List each line in which the string "korábbi" appears.
***** Available data
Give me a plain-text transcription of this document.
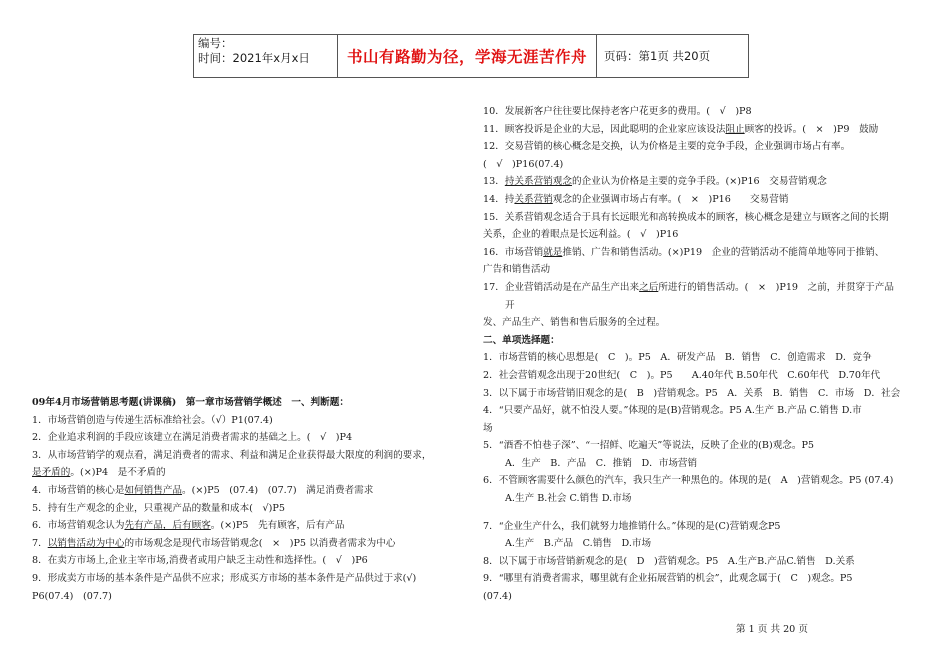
编号：
时间：2021年x月x日	书山有路勤为径，学海无涯苦作舟	页码：第1页 共20页
09年4月市场营销思考题(讲课稿)　第一章市场营销学概述　一、判断题：
1．市场营销创造与传递生活标准给社会。（√）P1(07.4)
2．企业追求利润的手段应该建立在满足消费者需求的基础之上。(　√　)P4
3．从市场营销学的观点看，满足消费者的需求、利益和满足企业获得最大限度的利润的要求，
是矛盾的。(×)P4　是不矛盾的
4．市场营销的核心是如何销售产品。(×)P5　(07.4)　(07.7)　满足消费者需求
5．持有生产观念的企业，只重视产品的数量和成本(　√)P5
6．市场营销观念认为先有产品，后有顾客。(×)P5　先有顾客，后有产品
7．以销售活动为中心的市场观念是现代市场营销观念(　×　)P5 以消费者需求为中心
8．在卖方市场上,企业主宰市场,消费者或用户缺乏主动性和选择性。(　√　)P6
9．形成卖方市场的基本条件是产品供不应求；形成买方市场的基本条件是产品供过于求(√)
P6(07.4)　(07.7)
10．发展新客户往往要比保持老客户花更多的费用。(　√　)P8
11．顾客投诉是企业的大忌，因此聪明的企业家应该设法阻止顾客的投诉。(　×　)P9　鼓励
12．交易营销的核心概念是交换，认为价格是主要的竞争手段，企业强调市场占有率。
(　√　)P16(07.4)
13．持关系营销观念的企业认为价格是主要的竞争手段。(×)P16　交易营销观念
14．持关系营销观念的企业强调市场占有率。(　×　)P16　　交易营销
15．关系营销观念适合于具有长远眼光和高转换成本的顾客，核心概念是建立与顾客之间的长期
关系，企业的着眼点是长远利益。(　√　)P16
16．市场营销就是推销、广告和销售活动。(×)P19　企业的营销活动不能简单地等同于推销、
广告和销售活动
17．企业营销活动是在产品生产出来之后所进行的销售活动。(　×　)P19　之前，并贯穿于产品
开
发、产品生产、销售和售后服务的全过程。
二、单项选择题：
1．市场营销的核心思想是(　C　)。P5　A．研发产品　B．销售　C．创造需求　D．竞争
2．社会营销观念出现于20世纪(　C　)。P5　　A.40年代 B.50年代　C.60年代　D.70年代
3．以下属于市场营销旧观念的是(　B　)营销观念。P5　A．关系　B．销售　C．市场　D．社会
4．“只要产品好，就不怕没人要。”体现的是(B)营销观念。P5 A.生产 B.产品 C.销售 D.市
场
5．“酒香不怕巷子深”、“一招鲜、吃遍天”等说法，反映了企业的(B)观念。P5
A．生产　B．产品　C．推销　D．市场营销
6．不管顾客需要什么颜色的汽车，我只生产一种黑色的。体现的是(　A　)营销观念。P5 (07.4)
A.生产 B.社会 C.销售 D.市场
7．“企业生产什么，我们就努力地推销什么。”体现的是(C)营销观念P5
A.生产　B.产品　C.销售　D.市场
8．以下属于市场营销新观念的是(　D　)营销观念。P5　A.生产B.产品C.销售　D.关系
9．“哪里有消费者需求，哪里就有企业拓展营销的机会”，此观念属于(　C　)观念。P5
(07.4)
第 1 页 共 20 页
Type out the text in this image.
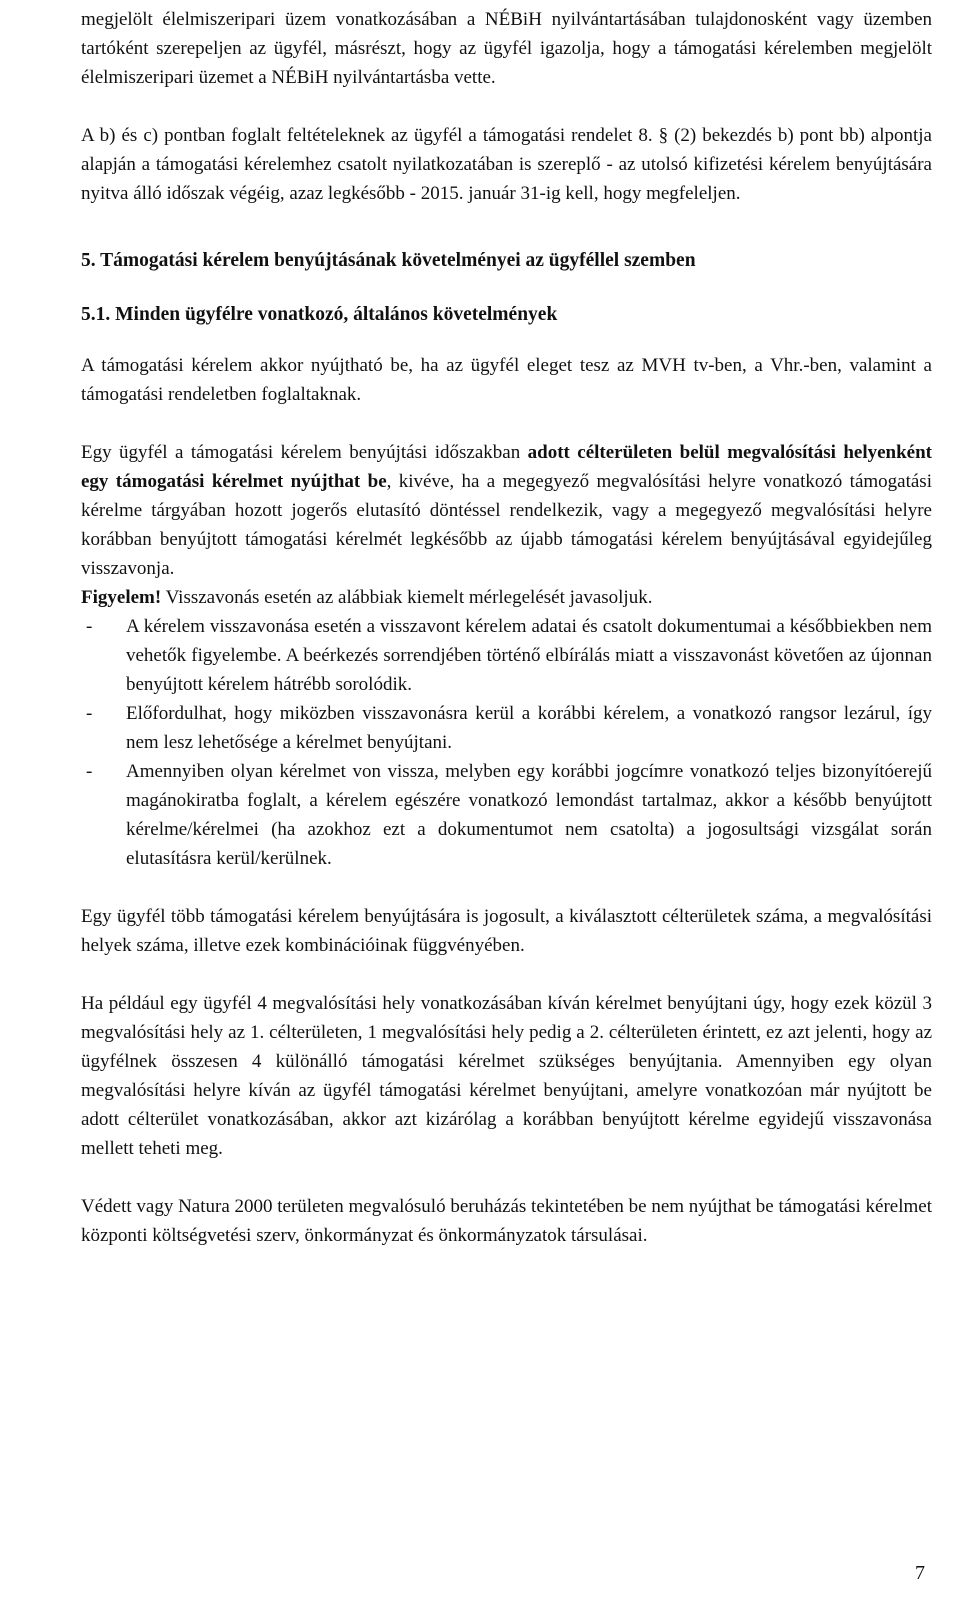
megjelölt élelmiszeripari üzem vonatkozásában a NÉBiH nyilvántartásában tulajdonosként vagy üzemben tartóként szerepeljen az ügyfél, másrészt, hogy az ügyfél igazolja, hogy a támogatási kérelemben megjelölt élelmiszeripari üzemet a NÉBiH nyilvántartásba vette.

A b) és c) pontban foglalt feltételeknek az ügyfél a támogatási rendelet 8. § (2) bekezdés b) pont bb) alpontja alapján a támogatási kérelemhez csatolt nyilatkozatában is szereplő - az utolsó kifizetési kérelem benyújtására nyitva álló időszak végéig, azaz legkésőbb - 2015. január 31-ig kell, hogy megfeleljen.

5. Támogatási kérelem benyújtásának követelményei az ügyféllel szemben

5.1. Minden ügyfélre vonatkozó, általános követelmények

A támogatási kérelem akkor nyújtható be, ha az ügyfél eleget tesz az MVH tv-ben, a Vhr.-ben, valamint a támogatási rendeletben foglaltaknak.

Egy ügyfél a támogatási kérelem benyújtási időszakban adott célterületen belül megvalósítási helyenként egy támogatási kérelmet nyújthat be, kivéve, ha a megegyező megvalósítási helyre vonatkozó támogatási kérelme tárgyában hozott jogerős elutasító döntéssel rendelkezik, vagy a megegyező megvalósítási helyre korábban benyújtott támogatási kérelmét legkésőbb az újabb támogatási kérelem benyújtásával egyidejűleg visszavonja.

Figyelem! Visszavonás esetén az alábbiak kiemelt mérlegelését javasoljuk.

- A kérelem visszavonása esetén a visszavont kérelem adatai és csatolt dokumentumai a későbbiekben nem vehetők figyelembe. A beérkezés sorrendjében történő elbírálás miatt a visszavonást követően az újonnan benyújtott kérelem hátrébb sorolódik.
- Előfordulhat, hogy miközben visszavonásra kerül a korábbi kérelem, a vonatkozó rangsor lezárul, így nem lesz lehetősége a kérelmet benyújtani.
- Amennyiben olyan kérelmet von vissza, melyben egy korábbi jogcímre vonatkozó teljes bizonyítóerejű magánokiratba foglalt, a kérelem egészére vonatkozó lemondást tartalmaz, akkor a később benyújtott kérelme/kérelmei (ha azokhoz ezt a dokumentumot nem csatolta) a jogosultsági vizsgálat során elutasításra kerül/kerülnek.

Egy ügyfél több támogatási kérelem benyújtására is jogosult, a kiválasztott célterületek száma, a megvalósítási helyek száma, illetve ezek kombinációinak függvényében.

Ha például egy ügyfél 4 megvalósítási hely vonatkozásában kíván kérelmet benyújtani úgy, hogy ezek közül 3 megvalósítási hely az 1. célterületen, 1 megvalósítási hely pedig a 2. célterületen érintett, ez azt jelenti, hogy az ügyfélnek összesen 4 különálló támogatási kérelmet szükséges benyújtania. Amennyiben egy olyan megvalósítási helyre kíván az ügyfél támogatási kérelmet benyújtani, amelyre vonatkozóan már nyújtott be adott célterület vonatkozásában, akkor azt kizárólag a korábban benyújtott kérelme egyidejű visszavonása mellett teheti meg.

Védett vagy Natura 2000 területen megvalósuló beruházás tekintetében be nem nyújthat be támogatási kérelmet központi költségvetési szerv, önkormányzat és önkormányzatok társulásai.

7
**********
**Output for this task:**
- Előfordulhat, hogy miközben visszavonásra kerül a korábbi kérelem, a vonatkozó rangsor lezárul, így nem lesz lehetősége a kérelmet benyújtani.
- Amennyiben olyan kérelmet von vissza, melyben egy korábbi jogcímre vonatkozó teljes bizonyítóerejű magánokiratba foglalt, a kérelem egészére vonatkozó lemondást tartalmaz, akkor a később benyújtott kérelme/kérelmei (ha azokhoz ezt a dokumentumot nem csatolta) a jogosultsági vizsgálat során elutasításra kerül/kerülnek.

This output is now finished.